» INSTRUCTIONS TO FOLLOW: All of the data should be output character for character, except the pictures.

____

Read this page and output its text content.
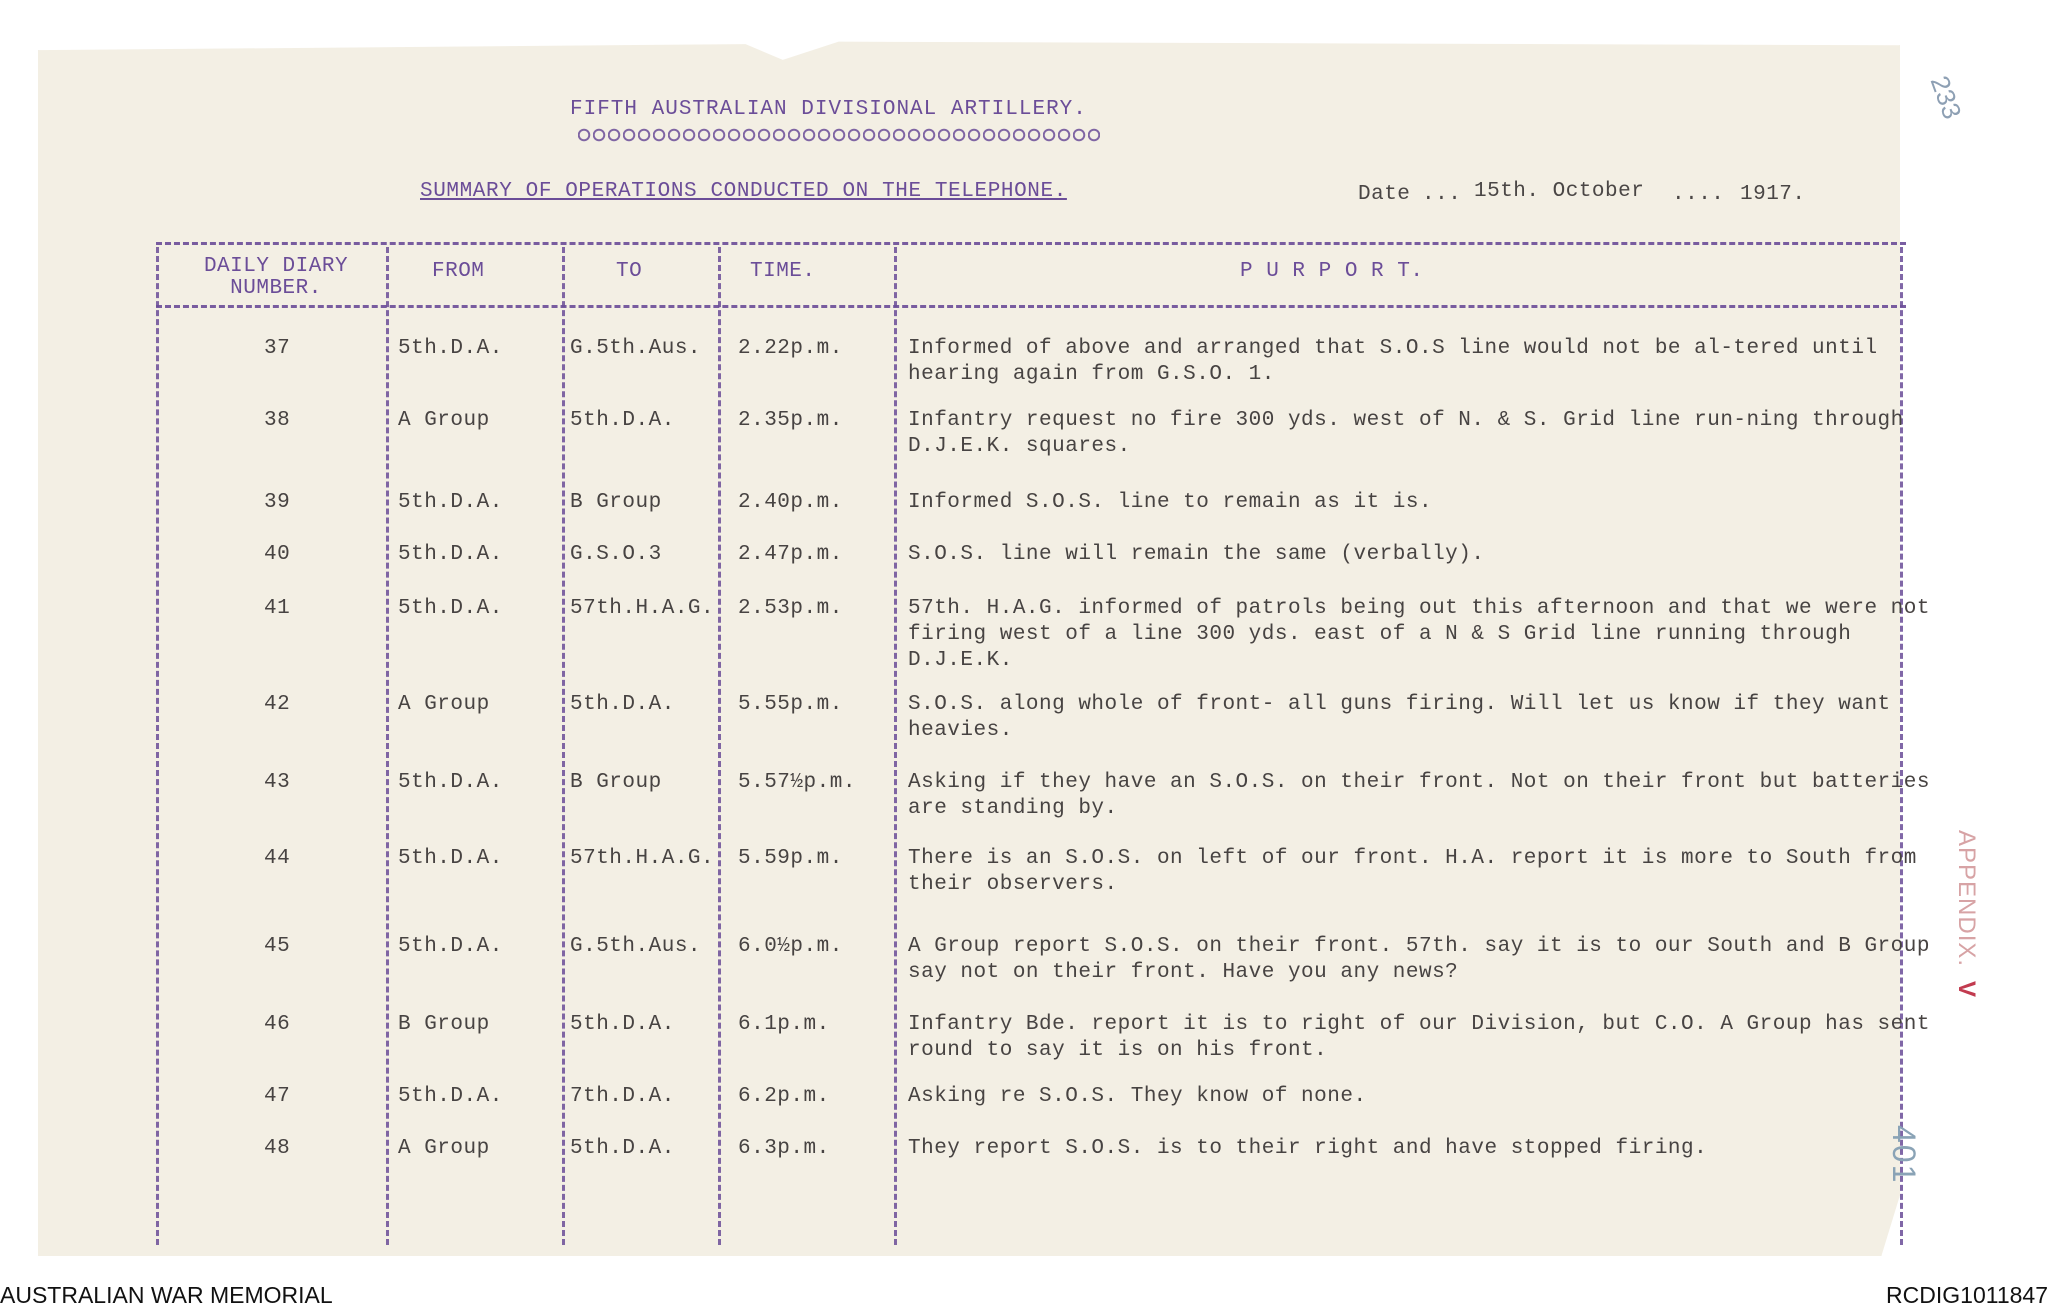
FIFTH AUSTRALIAN DIVISIONAL ARTILLERY.
SUMMARY OF OPERATIONS CONDUCTED ON THE TELEPHONE.	Date ... 15th. October .... 1917.
233
DAILY DIARY NUMBER.
FROM	TO	TIME.	P U R P O R T.
37	5th.D.A.	G.5th.Aus. 2.22p.m.	Informed of above and arranged that S.O.S line would not be al-tered until hearing again from G.S.O. 1.
38	A Group	5th.D.A.	2.35p.m.	Infantry request no fire 300 yds. west of N. & S. Grid line run-ning through D.J.E.K. squares.
39	5th.D.A.	B Group	2.40p.m.	Informed S.O.S. line to remain as it is.
40	5th.D.A.	G.S.O.3	2.47p.m.	S.O.S. line will remain the same (verbally).
41	5th.D.A.	57th.H.A.G. 2.53p.m.	57th. H.A.G. informed of patrols being out this afternoon and that we were not firing west of a line 300 yds. east of a N & S Grid line running through D.J.E.K.
42	A Group	5th.D.A.	5.55p.m.	S.O.S. along whole of front- all guns firing. Will let us know if they want heavies.
43	5th.D.A.	B Group	5.57½p.m. Asking if they have an S.O.S. on their front. Not on their front but batteries are standing by.
44	5th.D.A.	57th.H.A.G. 5.59p.m.	There is an S.O.S. on left of our front. H.A. report it is more to South from their observers.
45	5th.D.A.	G.5th.Aus. 6.0½p.m.	A Group report S.O.S. on their front. 57th. say it is to our South and B Group say not on their front. Have you any news?
46	B Group	5th.D.A.	6.1p.m.	Infantry Bde. report it is to right of our Division, but C.O. A Group has sent round to say it is on his front.
47	5th.D.A.	7th.D.A.	6.2p.m.	Asking re S.O.S. They know of none.
48	A Group	5th.D.A.	6.3p.m.	They report S.O.S. is to their right and have stopped firing.
APPENDIX.V
401
AUSTRALIAN WAR MEMORIAL	RCDIG1011847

____

» SOLUTION FOR THIS PROBLEM:
Read this page and output its text content.
FIFTH AUSTRALIAN DIVISIONAL ARTILLERY.
SUMMARY OF OPERATIONS CONDUCTED ON THE TELEPHONE.	Date ... 15th. October .... 1917.
233
DAILY DIARY NUMBER.
FROM	TO	TIME.	P U R P O R T.
37	5th.D.A.	G.5th.Aus. 2.22p.m.	Informed of above and arranged that S.O.S line would not be al-tered until hearing again from G.S.O. 1.
38	A Group	5th.D.A.	2.35p.m.	Infantry request no fire 300 yds. west of N. & S. Grid line run-ning through D.J.E.K. squares.
39	5th.D.A.	B Group	2.40p.m.	Informed S.O.S. line to remain as it is.
40	5th.D.A.	G.S.O.3	2.47p.m.	S.O.S. line will remain the same (verbally).
41	5th.D.A.	57th.H.A.G. 2.53p.m.	57th. H.A.G. informed of patrols being out this afternoon and that we were not firing west of a line 300 yds. east of a N & S Grid line running through D.J.E.K.
42	A Group	5th.D.A.	5.55p.m.	S.O.S. along whole of front- all guns firing. Will let us know if they want heavies.
43	5th.D.A.	B Group	5.57½p.m. Asking if they have an S.O.S. on their front. Not on their front but batteries are standing by.
44	5th.D.A.	57th.H.A.G. 5.59p.m.	There is an S.O.S. on left of our front. H.A. report it is more to South from their observers.
45	5th.D.A.	G.5th.Aus. 6.0½p.m.	A Group report S.O.S. on their front. 57th. say it is to our South and B Group say not on their front. Have you any news?
46	B Group	5th.D.A.	6.1p.m.	Infantry Bde. report it is to right of our Division, but C.O. A Group has sent round to say it is on his front.
47	5th.D.A.	7th.D.A.	6.2p.m.	Asking re S.O.S. They know of none.
48	A Group	5th.D.A.	6.3p.m.	They report S.O.S. is to their right and have stopped firing.
APPENDIX.V
401
AUSTRALIAN WAR MEMORIAL	RCDIG1011847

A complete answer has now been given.